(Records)
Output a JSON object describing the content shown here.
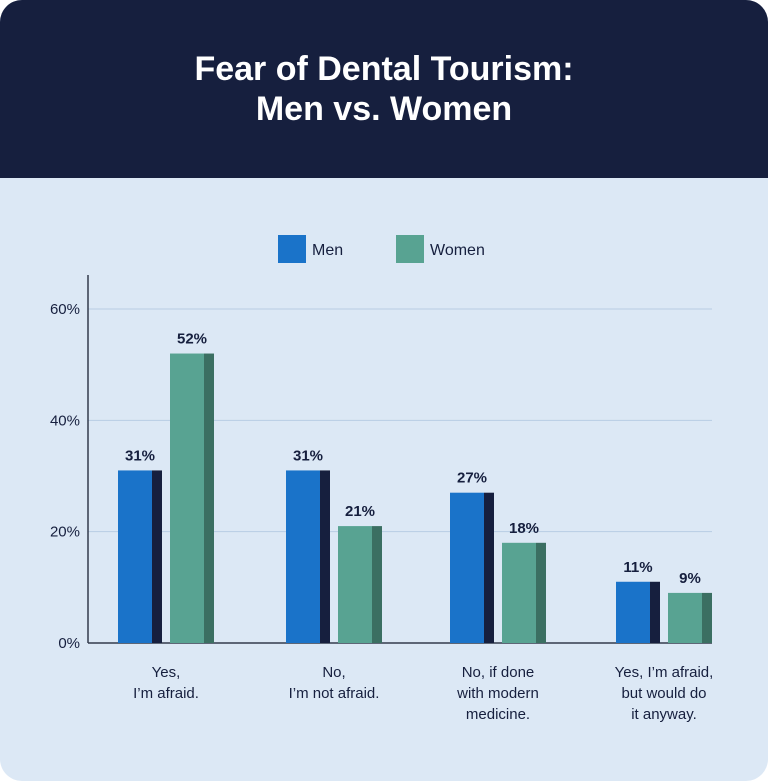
{
  "colors": {
    "header_bg": "#161f3e",
    "panel_bg": "#dce8f5",
    "men": "#1a73c9",
    "men_side": "#161f3e",
    "women": "#58a392",
    "women_side": "#3b6f62",
    "grid": "#b7cde3",
    "axis": "#333a4d"
  },
  "chart_data": {
    "type": "bar",
    "title": "Fear of Dental Tourism:\nMen vs. Women",
    "categories": [
      "Yes,\nI’m afraid.",
      "No,\nI’m not afraid.",
      "No, if done\nwith modern\nmedicine.",
      "Yes, I’m afraid,\nbut would do\nit anyway."
    ],
    "series": [
      {
        "name": "Men",
        "values": [
          31,
          31,
          27,
          11
        ],
        "labels": [
          "31%",
          "31%",
          "27%",
          "11%"
        ]
      },
      {
        "name": "Women",
        "values": [
          52,
          21,
          18,
          9
        ],
        "labels": [
          "52%",
          "21%",
          "18%",
          "9%"
        ]
      }
    ],
    "ylim": [
      0,
      60
    ],
    "yticks": [
      0,
      20,
      40,
      60
    ],
    "ytick_labels": [
      "0%",
      "20%",
      "40%",
      "60%"
    ],
    "grid": true,
    "legend": "top-center"
  }
}
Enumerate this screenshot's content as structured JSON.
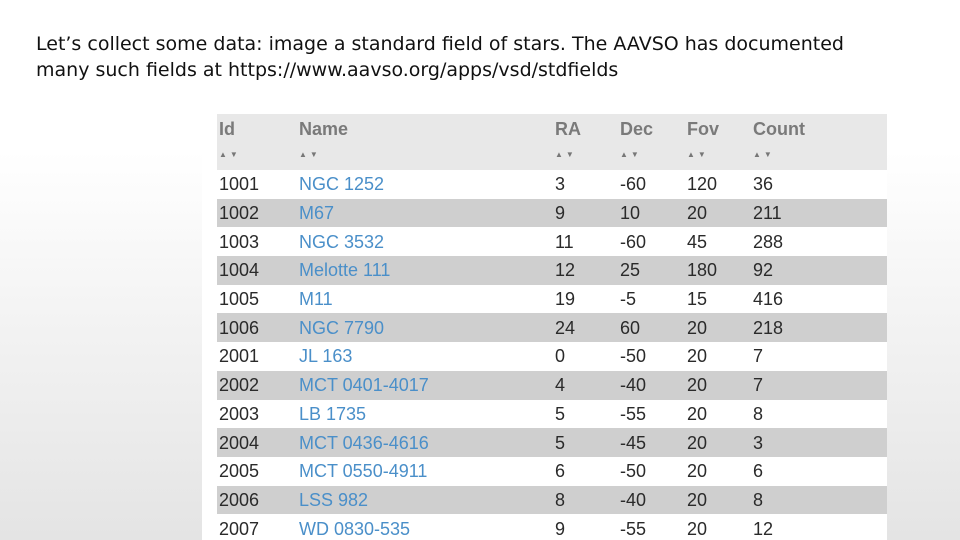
{
  "caption": {
    "line1": "Let’s collect some data: image a standard field of stars.  The AAVSO has documented",
    "line2": "many such fields at   https://www.aavso.org/apps/vsd/stdfields"
  },
  "table": {
    "columns": [
      "Id",
      "Name",
      "RA",
      "Dec",
      "Fov",
      "Count"
    ],
    "sort_glyph": "▲▼",
    "rows": [
      [
        "1001",
        "NGC 1252",
        "3",
        "-60",
        "120",
        "36"
      ],
      [
        "1002",
        "M67",
        "9",
        "10",
        "20",
        "211"
      ],
      [
        "1003",
        "NGC 3532",
        "11",
        "-60",
        "45",
        "288"
      ],
      [
        "1004",
        "Melotte 111",
        "12",
        "25",
        "180",
        "92"
      ],
      [
        "1005",
        "M11",
        "19",
        "-5",
        "15",
        "416"
      ],
      [
        "1006",
        "NGC 7790",
        "24",
        "60",
        "20",
        "218"
      ],
      [
        "2001",
        "JL 163",
        "0",
        "-50",
        "20",
        "7"
      ],
      [
        "2002",
        "MCT 0401-4017",
        "4",
        "-40",
        "20",
        "7"
      ],
      [
        "2003",
        "LB 1735",
        "5",
        "-55",
        "20",
        "8"
      ],
      [
        "2004",
        "MCT 0436-4616",
        "5",
        "-45",
        "20",
        "3"
      ],
      [
        "2005",
        "MCT 0550-4911",
        "6",
        "-50",
        "20",
        "6"
      ],
      [
        "2006",
        "LSS 982",
        "8",
        "-40",
        "20",
        "8"
      ],
      [
        "2007",
        "WD 0830-535",
        "9",
        "-55",
        "20",
        "12"
      ]
    ]
  },
  "colors": {
    "link": "#4a8fc9",
    "header_bg": "#e8e8e8",
    "alt_row_bg": "#cfcfcf"
  }
}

> _Written task_
Leaving the pictures aside, transcribe the entire listing exactly.

> _Written answer_
Output a JSON object describing the content shown here.
{
  "colors": {
    "header_bg": "#161f3e",
    "panel_bg": "#dce8f5",
    "men": "#1a73c9",
    "men_side": "#161f3e",
    "women": "#58a392",
    "women_side": "#3b6f62",
    "grid": "#b7cde3",
    "axis": "#333a4d"
  },
  "chart_data": {
    "type": "bar",
    "title": "Fear of Dental Tourism:\nMen vs. Women",
    "categories": [
      "Yes,\nI’m afraid.",
      "No,\nI’m not afraid.",
      "No, if done\nwith modern\nmedicine.",
      "Yes, I’m afraid,\nbut would do\nit anyway."
    ],
    "series": [
      {
        "name": "Men",
        "values": [
          31,
          31,
          27,
          11
        ],
        "labels": [
          "31%",
          "31%",
          "27%",
          "11%"
        ]
      },
      {
        "name": "Women",
        "values": [
          52,
          21,
          18,
          9
        ],
        "labels": [
          "52%",
          "21%",
          "18%",
          "9%"
        ]
      }
    ],
    "ylim": [
      0,
      60
    ],
    "yticks": [
      0,
      20,
      40,
      60
    ],
    "ytick_labels": [
      "0%",
      "20%",
      "40%",
      "60%"
    ],
    "grid": true,
    "legend": "top-center"
  }
}
Enumerate this screenshot's content as structured JSON.
{
  "caption": {
    "line1": "Let’s collect some data: image a standard field of stars.  The AAVSO has documented",
    "line2": "many such fields at   https://www.aavso.org/apps/vsd/stdfields"
  },
  "table": {
    "columns": [
      "Id",
      "Name",
      "RA",
      "Dec",
      "Fov",
      "Count"
    ],
    "sort_glyph": "▲▼",
    "rows": [
      [
        "1001",
        "NGC 1252",
        "3",
        "-60",
        "120",
        "36"
      ],
      [
        "1002",
        "M67",
        "9",
        "10",
        "20",
        "211"
      ],
      [
        "1003",
        "NGC 3532",
        "11",
        "-60",
        "45",
        "288"
      ],
      [
        "1004",
        "Melotte 111",
        "12",
        "25",
        "180",
        "92"
      ],
      [
        "1005",
        "M11",
        "19",
        "-5",
        "15",
        "416"
      ],
      [
        "1006",
        "NGC 7790",
        "24",
        "60",
        "20",
        "218"
      ],
      [
        "2001",
        "JL 163",
        "0",
        "-50",
        "20",
        "7"
      ],
      [
        "2002",
        "MCT 0401-4017",
        "4",
        "-40",
        "20",
        "7"
      ],
      [
        "2003",
        "LB 1735",
        "5",
        "-55",
        "20",
        "8"
      ],
      [
        "2004",
        "MCT 0436-4616",
        "5",
        "-45",
        "20",
        "3"
      ],
      [
        "2005",
        "MCT 0550-4911",
        "6",
        "-50",
        "20",
        "6"
      ],
      [
        "2006",
        "LSS 982",
        "8",
        "-40",
        "20",
        "8"
      ],
      [
        "2007",
        "WD 0830-535",
        "9",
        "-55",
        "20",
        "12"
      ]
    ]
  },
  "colors": {
    "link": "#4a8fc9",
    "header_bg": "#e8e8e8",
    "alt_row_bg": "#cfcfcf"
  }
}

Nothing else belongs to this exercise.